**Records**
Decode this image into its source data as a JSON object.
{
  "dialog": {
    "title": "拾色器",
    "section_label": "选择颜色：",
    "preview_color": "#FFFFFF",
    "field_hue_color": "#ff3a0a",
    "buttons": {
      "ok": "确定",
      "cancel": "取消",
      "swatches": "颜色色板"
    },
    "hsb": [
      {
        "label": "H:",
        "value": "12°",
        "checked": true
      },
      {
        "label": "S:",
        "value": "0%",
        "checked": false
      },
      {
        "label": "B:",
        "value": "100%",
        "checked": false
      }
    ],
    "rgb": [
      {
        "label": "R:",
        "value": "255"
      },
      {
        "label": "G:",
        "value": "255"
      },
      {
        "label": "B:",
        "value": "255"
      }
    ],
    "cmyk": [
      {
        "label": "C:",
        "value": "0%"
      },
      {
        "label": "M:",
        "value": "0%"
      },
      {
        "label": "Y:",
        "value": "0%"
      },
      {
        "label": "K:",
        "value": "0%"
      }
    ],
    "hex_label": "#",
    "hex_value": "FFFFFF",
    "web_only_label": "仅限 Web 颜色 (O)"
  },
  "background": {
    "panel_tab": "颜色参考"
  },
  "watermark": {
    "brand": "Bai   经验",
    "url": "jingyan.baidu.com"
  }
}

**Written problem**
Give back the whole listing, word for word.

**Answer to the problem**
Decode this image into its source data as a JSON object.
{
  "dialog": {
    "title": "拾色器",
    "section_label": "选择颜色：",
    "preview_color": "#FFFFFF",
    "field_hue_color": "#ff3a0a",
    "buttons": {
      "ok": "确定",
      "cancel": "取消",
      "swatches": "颜色色板"
    },
    "hsb": [
      {
        "label": "H:",
        "value": "12°",
        "checked": true
      },
      {
        "label": "S:",
        "value": "0%",
        "checked": false
      },
      {
        "label": "B:",
        "value": "100%",
        "checked": false
      }
    ],
    "rgb": [
      {
        "label": "R:",
        "value": "255"
      },
      {
        "label": "G:",
        "value": "255"
      },
      {
        "label": "B:",
        "value": "255"
      }
    ],
    "cmyk": [
      {
        "label": "C:",
        "value": "0%"
      },
      {
        "label": "M:",
        "value": "0%"
      },
      {
        "label": "Y:",
        "value": "0%"
      },
      {
        "label": "K:",
        "value": "0%"
      }
    ],
    "hex_label": "#",
    "hex_value": "FFFFFF",
    "web_only_label": "仅限 Web 颜色 (O)"
  },
  "background": {
    "panel_tab": "颜色参考"
  },
  "watermark": {
    "brand": "Bai   经验",
    "url": "jingyan.baidu.com"
  }
}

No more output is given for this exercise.